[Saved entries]
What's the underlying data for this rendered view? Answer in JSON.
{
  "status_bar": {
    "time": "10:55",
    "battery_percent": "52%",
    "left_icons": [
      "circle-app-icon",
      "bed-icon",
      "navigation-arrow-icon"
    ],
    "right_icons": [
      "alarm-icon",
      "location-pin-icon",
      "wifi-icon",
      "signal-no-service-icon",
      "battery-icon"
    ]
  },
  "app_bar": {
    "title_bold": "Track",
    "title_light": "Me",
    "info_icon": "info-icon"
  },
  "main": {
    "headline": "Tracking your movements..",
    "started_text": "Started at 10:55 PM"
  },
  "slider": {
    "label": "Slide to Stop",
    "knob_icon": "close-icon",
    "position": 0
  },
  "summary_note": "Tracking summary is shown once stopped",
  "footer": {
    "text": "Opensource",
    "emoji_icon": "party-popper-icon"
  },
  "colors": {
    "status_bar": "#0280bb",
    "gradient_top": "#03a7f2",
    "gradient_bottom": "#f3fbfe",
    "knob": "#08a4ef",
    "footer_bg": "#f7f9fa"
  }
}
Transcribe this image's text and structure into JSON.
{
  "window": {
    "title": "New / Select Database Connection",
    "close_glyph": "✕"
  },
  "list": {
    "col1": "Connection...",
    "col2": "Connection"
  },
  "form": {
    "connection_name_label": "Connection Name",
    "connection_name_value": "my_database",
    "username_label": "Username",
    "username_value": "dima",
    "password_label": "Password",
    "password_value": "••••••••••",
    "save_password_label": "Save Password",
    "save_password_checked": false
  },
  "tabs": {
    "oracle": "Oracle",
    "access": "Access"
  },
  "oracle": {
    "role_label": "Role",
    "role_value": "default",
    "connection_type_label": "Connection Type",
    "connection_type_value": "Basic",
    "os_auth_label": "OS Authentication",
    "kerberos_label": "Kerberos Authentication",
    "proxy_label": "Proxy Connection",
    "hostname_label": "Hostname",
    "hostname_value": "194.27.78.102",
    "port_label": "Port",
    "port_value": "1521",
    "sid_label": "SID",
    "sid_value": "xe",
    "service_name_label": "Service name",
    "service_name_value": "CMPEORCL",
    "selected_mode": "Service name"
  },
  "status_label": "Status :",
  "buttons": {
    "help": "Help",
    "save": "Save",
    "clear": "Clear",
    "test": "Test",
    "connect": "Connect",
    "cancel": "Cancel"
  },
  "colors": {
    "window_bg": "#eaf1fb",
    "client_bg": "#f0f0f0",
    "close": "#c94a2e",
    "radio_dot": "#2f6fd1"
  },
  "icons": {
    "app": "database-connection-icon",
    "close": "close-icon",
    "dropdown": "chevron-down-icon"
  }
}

→ Task:
Extract the complete set of records unchanged.

→ Task output:
What's the underlying data for this rendered view? Answer in JSON.
{
  "status_bar": {
    "time": "10:55",
    "battery_percent": "52%",
    "left_icons": [
      "circle-app-icon",
      "bed-icon",
      "navigation-arrow-icon"
    ],
    "right_icons": [
      "alarm-icon",
      "location-pin-icon",
      "wifi-icon",
      "signal-no-service-icon",
      "battery-icon"
    ]
  },
  "app_bar": {
    "title_bold": "Track",
    "title_light": "Me",
    "info_icon": "info-icon"
  },
  "main": {
    "headline": "Tracking your movements..",
    "started_text": "Started at 10:55 PM"
  },
  "slider": {
    "label": "Slide to Stop",
    "knob_icon": "close-icon",
    "position": 0
  },
  "summary_note": "Tracking summary is shown once stopped",
  "footer": {
    "text": "Opensource",
    "emoji_icon": "party-popper-icon"
  },
  "colors": {
    "status_bar": "#0280bb",
    "gradient_top": "#03a7f2",
    "gradient_bottom": "#f3fbfe",
    "knob": "#08a4ef",
    "footer_bg": "#f7f9fa"
  }
}
Transcribe this image's text and structure into JSON.
{
  "window": {
    "title": "New / Select Database Connection",
    "close_glyph": "✕"
  },
  "list": {
    "col1": "Connection...",
    "col2": "Connection"
  },
  "form": {
    "connection_name_label": "Connection Name",
    "connection_name_value": "my_database",
    "username_label": "Username",
    "username_value": "dima",
    "password_label": "Password",
    "password_value": "••••••••••",
    "save_password_label": "Save Password",
    "save_password_checked": false
  },
  "tabs": {
    "oracle": "Oracle",
    "access": "Access"
  },
  "oracle": {
    "role_label": "Role",
    "role_value": "default",
    "connection_type_label": "Connection Type",
    "connection_type_value": "Basic",
    "os_auth_label": "OS Authentication",
    "kerberos_label": "Kerberos Authentication",
    "proxy_label": "Proxy Connection",
    "hostname_label": "Hostname",
    "hostname_value": "194.27.78.102",
    "port_label": "Port",
    "port_value": "1521",
    "sid_label": "SID",
    "sid_value": "xe",
    "service_name_label": "Service name",
    "service_name_value": "CMPEORCL",
    "selected_mode": "Service name"
  },
  "status_label": "Status :",
  "buttons": {
    "help": "Help",
    "save": "Save",
    "clear": "Clear",
    "test": "Test",
    "connect": "Connect",
    "cancel": "Cancel"
  },
  "colors": {
    "window_bg": "#eaf1fb",
    "client_bg": "#f0f0f0",
    "close": "#c94a2e",
    "radio_dot": "#2f6fd1"
  },
  "icons": {
    "app": "database-connection-icon",
    "close": "close-icon",
    "dropdown": "chevron-down-icon"
  }
}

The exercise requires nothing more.